- Problem to solve
The records below must be written out exactly, with every picture left behind.
>> START Record set
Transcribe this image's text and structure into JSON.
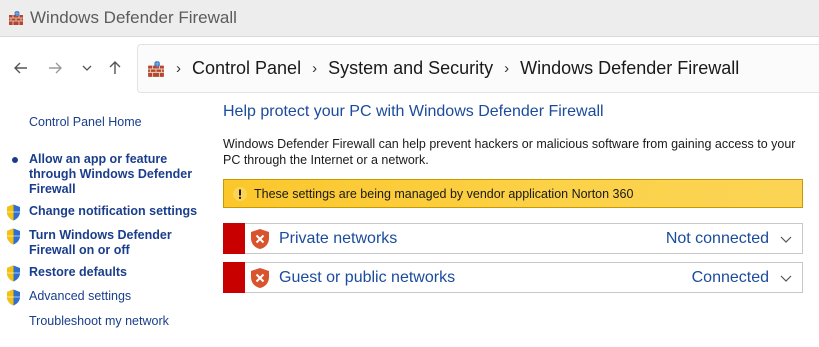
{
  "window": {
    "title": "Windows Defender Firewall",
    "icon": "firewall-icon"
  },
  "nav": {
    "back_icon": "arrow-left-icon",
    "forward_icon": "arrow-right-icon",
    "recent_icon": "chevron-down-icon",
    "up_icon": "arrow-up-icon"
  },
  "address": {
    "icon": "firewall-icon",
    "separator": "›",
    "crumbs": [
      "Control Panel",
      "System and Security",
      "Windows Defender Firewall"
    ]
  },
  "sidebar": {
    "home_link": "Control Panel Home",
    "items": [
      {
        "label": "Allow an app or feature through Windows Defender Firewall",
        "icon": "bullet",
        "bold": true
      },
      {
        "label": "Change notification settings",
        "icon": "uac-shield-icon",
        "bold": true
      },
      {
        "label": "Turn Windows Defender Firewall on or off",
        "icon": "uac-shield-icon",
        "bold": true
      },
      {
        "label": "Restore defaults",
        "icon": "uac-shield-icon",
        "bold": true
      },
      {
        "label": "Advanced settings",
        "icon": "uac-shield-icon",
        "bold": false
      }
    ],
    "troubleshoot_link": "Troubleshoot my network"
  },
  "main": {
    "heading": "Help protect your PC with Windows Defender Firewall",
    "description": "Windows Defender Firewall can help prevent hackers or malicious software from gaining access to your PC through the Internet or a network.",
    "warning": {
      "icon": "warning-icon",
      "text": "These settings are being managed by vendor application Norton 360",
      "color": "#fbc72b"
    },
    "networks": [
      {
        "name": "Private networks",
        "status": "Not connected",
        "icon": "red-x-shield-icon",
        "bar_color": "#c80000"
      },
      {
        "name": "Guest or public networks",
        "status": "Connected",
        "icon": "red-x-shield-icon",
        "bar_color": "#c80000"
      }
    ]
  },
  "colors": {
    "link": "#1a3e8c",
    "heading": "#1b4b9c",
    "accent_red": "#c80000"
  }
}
>> END Record set
- Response
Transcribe this image's text and structure into JSON.
{
  "window": {
    "title": "Windows Defender Firewall",
    "icon": "firewall-icon"
  },
  "nav": {
    "back_icon": "arrow-left-icon",
    "forward_icon": "arrow-right-icon",
    "recent_icon": "chevron-down-icon",
    "up_icon": "arrow-up-icon"
  },
  "address": {
    "icon": "firewall-icon",
    "separator": "›",
    "crumbs": [
      "Control Panel",
      "System and Security",
      "Windows Defender Firewall"
    ]
  },
  "sidebar": {
    "home_link": "Control Panel Home",
    "items": [
      {
        "label": "Allow an app or feature through Windows Defender Firewall",
        "icon": "bullet",
        "bold": true
      },
      {
        "label": "Change notification settings",
        "icon": "uac-shield-icon",
        "bold": true
      },
      {
        "label": "Turn Windows Defender Firewall on or off",
        "icon": "uac-shield-icon",
        "bold": true
      },
      {
        "label": "Restore defaults",
        "icon": "uac-shield-icon",
        "bold": true
      },
      {
        "label": "Advanced settings",
        "icon": "uac-shield-icon",
        "bold": false
      }
    ],
    "troubleshoot_link": "Troubleshoot my network"
  },
  "main": {
    "heading": "Help protect your PC with Windows Defender Firewall",
    "description": "Windows Defender Firewall can help prevent hackers or malicious software from gaining access to your PC through the Internet or a network.",
    "warning": {
      "icon": "warning-icon",
      "text": "These settings are being managed by vendor application Norton 360",
      "color": "#fbc72b"
    },
    "networks": [
      {
        "name": "Private networks",
        "status": "Not connected",
        "icon": "red-x-shield-icon",
        "bar_color": "#c80000"
      },
      {
        "name": "Guest or public networks",
        "status": "Connected",
        "icon": "red-x-shield-icon",
        "bar_color": "#c80000"
      }
    ]
  },
  "colors": {
    "link": "#1a3e8c",
    "heading": "#1b4b9c",
    "accent_red": "#c80000"
  }
}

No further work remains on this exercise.